╔══

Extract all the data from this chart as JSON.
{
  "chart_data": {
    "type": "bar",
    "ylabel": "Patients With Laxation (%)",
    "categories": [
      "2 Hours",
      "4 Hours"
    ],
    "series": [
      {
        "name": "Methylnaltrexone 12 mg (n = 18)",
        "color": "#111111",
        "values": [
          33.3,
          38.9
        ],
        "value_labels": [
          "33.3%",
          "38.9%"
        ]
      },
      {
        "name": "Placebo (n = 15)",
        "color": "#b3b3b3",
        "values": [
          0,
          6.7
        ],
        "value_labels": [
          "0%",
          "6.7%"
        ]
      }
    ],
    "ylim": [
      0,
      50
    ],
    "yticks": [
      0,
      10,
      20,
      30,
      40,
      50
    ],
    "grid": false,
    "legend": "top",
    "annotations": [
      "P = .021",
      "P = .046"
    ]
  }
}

╚══

TASK INSTRUCTIONS:
All the lines of the material above must be given again exactly.

EXPECTED ANSWER:
Extract all the data from this chart as JSON.
{
  "chart_data": {
    "type": "bar",
    "ylabel": "Patients With Laxation (%)",
    "categories": [
      "2 Hours",
      "4 Hours"
    ],
    "series": [
      {
        "name": "Methylnaltrexone 12 mg (n = 18)",
        "color": "#111111",
        "values": [
          33.3,
          38.9
        ],
        "value_labels": [
          "33.3%",
          "38.9%"
        ]
      },
      {
        "name": "Placebo (n = 15)",
        "color": "#b3b3b3",
        "values": [
          0,
          6.7
        ],
        "value_labels": [
          "0%",
          "6.7%"
        ]
      }
    ],
    "ylim": [
      0,
      50
    ],
    "yticks": [
      0,
      10,
      20,
      30,
      40,
      50
    ],
    "grid": false,
    "legend": "top",
    "annotations": [
      "P = .021",
      "P = .046"
    ]
  }
}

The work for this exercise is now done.